> GIVEN DATA:
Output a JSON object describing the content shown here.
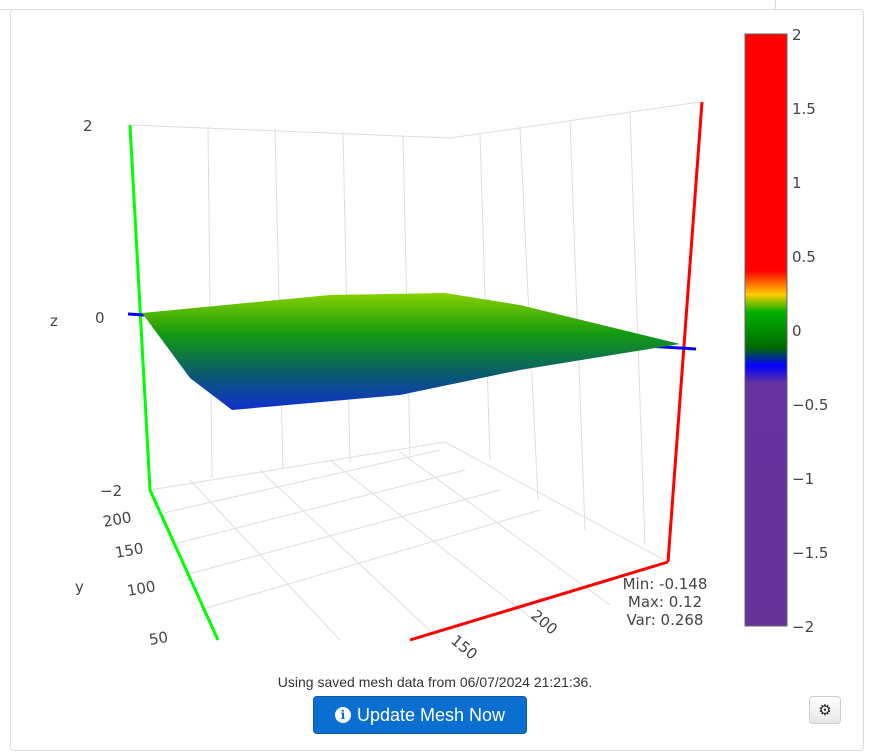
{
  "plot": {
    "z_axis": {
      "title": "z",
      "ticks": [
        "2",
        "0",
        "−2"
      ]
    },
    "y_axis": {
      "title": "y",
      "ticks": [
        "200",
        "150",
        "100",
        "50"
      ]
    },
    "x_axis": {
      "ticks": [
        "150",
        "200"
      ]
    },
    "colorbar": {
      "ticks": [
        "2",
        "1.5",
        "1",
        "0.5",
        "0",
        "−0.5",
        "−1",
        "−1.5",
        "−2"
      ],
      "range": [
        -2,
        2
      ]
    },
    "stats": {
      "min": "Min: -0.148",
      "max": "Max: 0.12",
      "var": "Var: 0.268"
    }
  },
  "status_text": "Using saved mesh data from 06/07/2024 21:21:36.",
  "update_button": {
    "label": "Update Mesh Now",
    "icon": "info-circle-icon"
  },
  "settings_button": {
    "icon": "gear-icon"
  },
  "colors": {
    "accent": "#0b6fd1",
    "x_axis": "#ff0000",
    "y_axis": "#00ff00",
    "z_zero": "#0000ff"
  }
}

> WHAT THE TASK ASKS: Leave out the pictures and transcribe everything else exactly.

> FINAL ANSWER:
Output a JSON object describing the content shown here.
{
  "plot": {
    "z_axis": {
      "title": "z",
      "ticks": [
        "2",
        "0",
        "−2"
      ]
    },
    "y_axis": {
      "title": "y",
      "ticks": [
        "200",
        "150",
        "100",
        "50"
      ]
    },
    "x_axis": {
      "ticks": [
        "150",
        "200"
      ]
    },
    "colorbar": {
      "ticks": [
        "2",
        "1.5",
        "1",
        "0.5",
        "0",
        "−0.5",
        "−1",
        "−1.5",
        "−2"
      ],
      "range": [
        -2,
        2
      ]
    },
    "stats": {
      "min": "Min: -0.148",
      "max": "Max: 0.12",
      "var": "Var: 0.268"
    }
  },
  "status_text": "Using saved mesh data from 06/07/2024 21:21:36.",
  "update_button": {
    "label": "Update Mesh Now",
    "icon": "info-circle-icon"
  },
  "settings_button": {
    "icon": "gear-icon"
  },
  "colors": {
    "accent": "#0b6fd1",
    "x_axis": "#ff0000",
    "y_axis": "#00ff00",
    "z_zero": "#0000ff"
  }
}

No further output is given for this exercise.